#### [EXERCISE TASK]
Take every line from the listing below that contains "chrome".

#### [RECORD EXCERPTS]
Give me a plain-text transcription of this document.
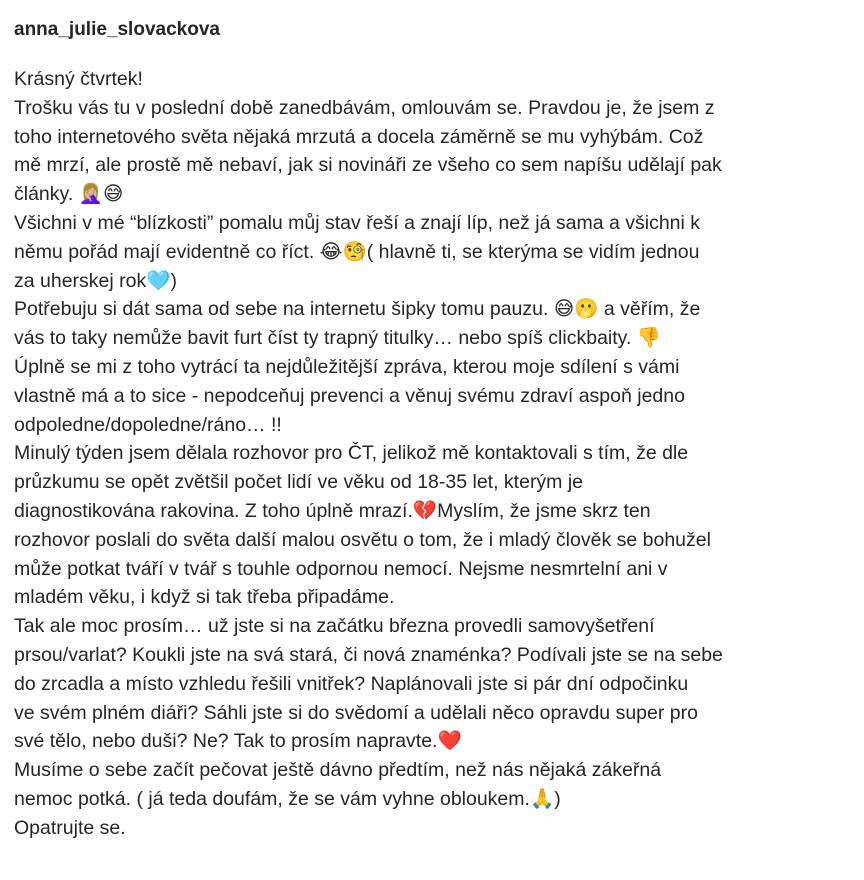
anna_julie_slovackova
Krásný čtvrtek!
Trošku vás tu v poslední době zanedbávám, omlouvám se. Pravdou je, že jsem z
toho internetového světa nějaká mrzutá a docela záměrně se mu vyhýbám. Což
mě mrzí, ale prostě mě nebaví, jak si novináři ze všeho co sem napíšu udělají pak
články. 🤦🏼‍♀️😅
Všichni v mé “blízkosti” pomalu můj stav řeší a znají líp, než já sama a všichni k
němu pořád mají evidentně co říct. 😂🧐( hlavně ti, se kterýma se vidím jednou
za uherskej rok🩵)
Potřebuju si dát sama od sebe na internetu šipky tomu pauzu. 😅🫢 a věřím, že
vás to taky nemůže bavit furt číst ty trapný titulky… nebo spíš clickbaity. 👎
Úplně se mi z toho vytrácí ta nejdůležitější zpráva, kterou moje sdílení s vámi
vlastně má a to sice - nepodceňuj prevenci a věnuj svému zdraví aspoň jedno
odpoledne/dopoledne/ráno… !!
Minulý týden jsem dělala rozhovor pro ČT, jelikož mě kontaktovali s tím, že dle
průzkumu se opět zvětšil počet lidí ve věku od 18-35 let, kterým je
diagnostikována rakovina. Z toho úplně mrazí.💔Myslím, že jsme skrz ten
rozhovor poslali do světa další malou osvětu o tom, že i mladý člověk se bohužel
může potkat tváří v tvář s touhle odpornou nemocí. Nejsme nesmrtelní ani v
mladém věku, i když si tak třeba připadáme.
Tak ale moc prosím… už jste si na začátku března provedli samovyšetření
prsou/varlat? Koukli jste na svá stará, či nová znaménka? Podívali jste se na sebe
do zrcadla a místo vzhledu řešili vnitřek? Naplánovali jste si pár dní odpočinku
ve svém plném diáři? Sáhli jste si do svědomí a udělali něco opravdu super pro
své tělo, nebo duši? Ne? Tak to prosím napravte.❤️
Musíme o sebe začít pečovat ještě dávno předtím, než nás nějaká zákeřná
nemoc potká. ( já teda doufám, že se vám vyhne obloukem.🙏)
Opatrujte se.
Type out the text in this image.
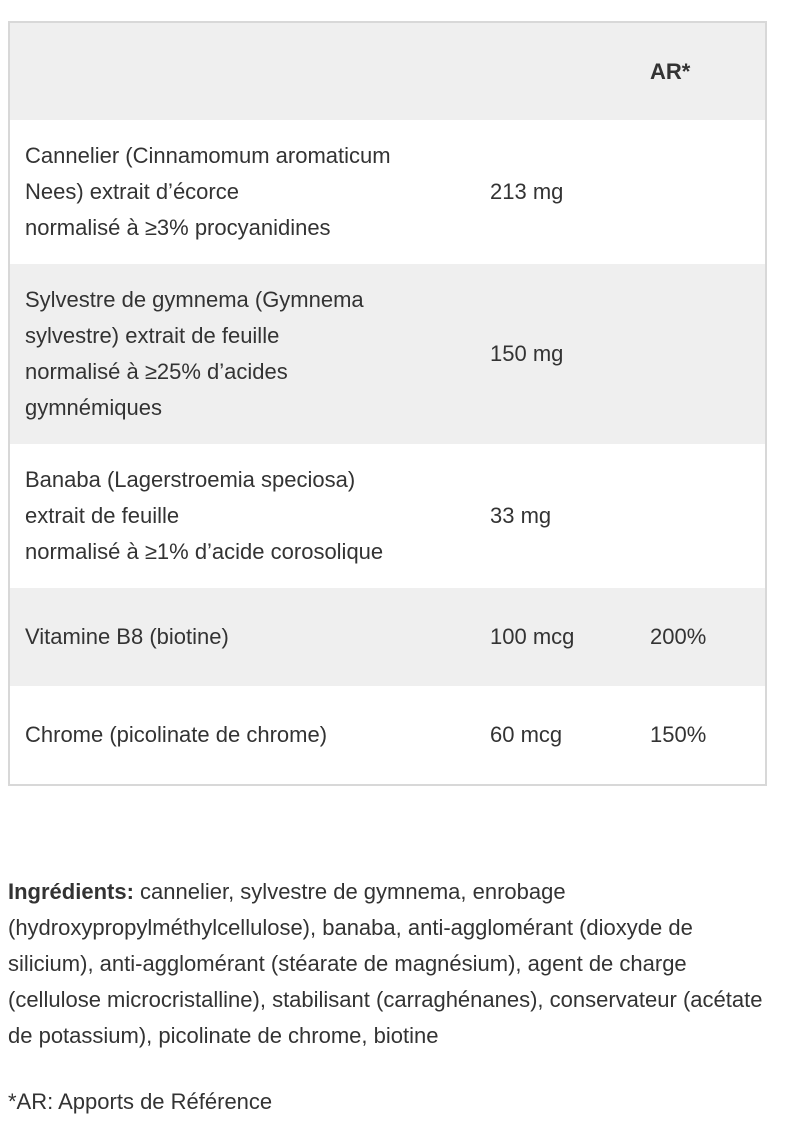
		AR*

Cannelier (Cinnamomum aromaticum
Nees) extrait d’écorce
normalisé à ≥3% procyanidines	213 mg	

Sylvestre de gymnema (Gymnema
sylvestre) extrait de feuille
normalisé à ≥25% d’acides
gymnémiques	150 mg	

Banaba (Lagerstroemia speciosa)
extrait de feuille
normalisé à ≥1% d’acide corosolique	33 mg	

Vitamine B8 (biotine)	100 mcg	200%

Chrome (picolinate de chrome)	60 mcg	150%

Ingrédients: cannelier, sylvestre de gymnema, enrobage (hydroxypropylméthylcellulose), banaba, anti-agglomérant (dioxyde de silicium), anti-agglomérant (stéarate de magnésium), agent de charge (cellulose microcristalline), stabilisant (carraghénanes), conservateur (acétate de potassium), picolinate de chrome, biotine

*AR: Apports de Référence
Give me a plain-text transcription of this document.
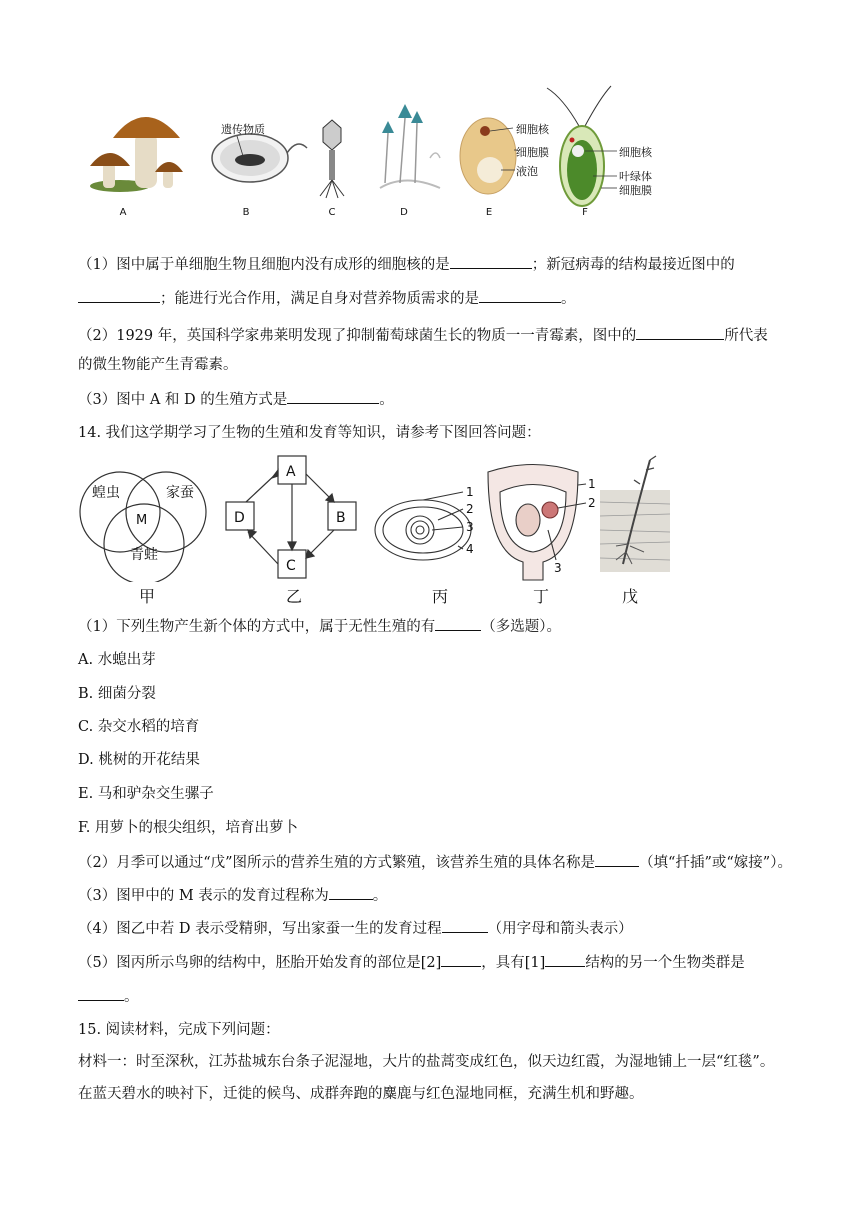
遗传物质	细胞核
细胞膜
液泡
细胞核
叶绿体
细胞膜
A	B	C	D	E	F
（1）图中属于单细胞生物且细胞内没有成形的细胞核的是	；新冠病毒的结构最接近图中的
；能进行光合作用，满足自身对营养物质需求的是	。
（2）1929 年，英国科学家弗莱明发现了抑制葡萄球菌生长的物质一一青霉素，图中的	所代表
的微生物能产生青霉素。
（3）图中 A 和 D 的生殖方式是	。
14. 我们这学期学习了生物的生殖和发育等知识，请参考下图回答问题：
蝗虫	家蚕
青蛙
M
A
B
C
D
1
2
3
4
1
2
3
甲	乙	丙	丁	戊
（1）下列生物产生新个体的方式中，属于无性生殖的有	（多选题）。
A. 水螅出芽
B. 细菌分裂
C. 杂交水稻的培育
D. 桃树的开花结果
E. 马和驴杂交生骡子
F. 用萝卜的根尖组织，培育出萝卜
（2）月季可以通过“戊”图所示的营养生殖的方式繁殖，该营养生殖的具体名称是	（填“扦插”或“嫁接”）。
（3）图甲中的 M 表示的发育过程称为	。
（4）图乙中若 D 表示受精卵，写出家蚕一生的发育过程	（用字母和箭头表示）
（5）图丙所示鸟卵的结构中，胚胎开始发育的部位是[2]	，具有[1]	结构的另一个生物类群是
。
15. 阅读材料，完成下列问题：
材料一：时至深秋，江苏盐城东台条子泥湿地，大片的盐蒿变成红色，似天边红霞，为湿地铺上一层“红毯”。
在蓝天碧水的映衬下，迁徙的候鸟、成群奔跑的麋鹿与红色湿地同框，充满生机和野趣。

#### [SOLVED PROBLEM]
Chrome (picolinate de chrome)	60 mcg	150%
Ingrédients: cannelier, sylvestre de gymnema, enrobage (hydroxypropylméthylcellulose), banaba, anti-agglomérant (dioxyde de silicium), anti-agglomérant (stéarate de magnésium), agent de charge (cellulose microcristalline), stabilisant (carraghénanes), conservateur (acétate de potassium), picolinate de chrome, biotine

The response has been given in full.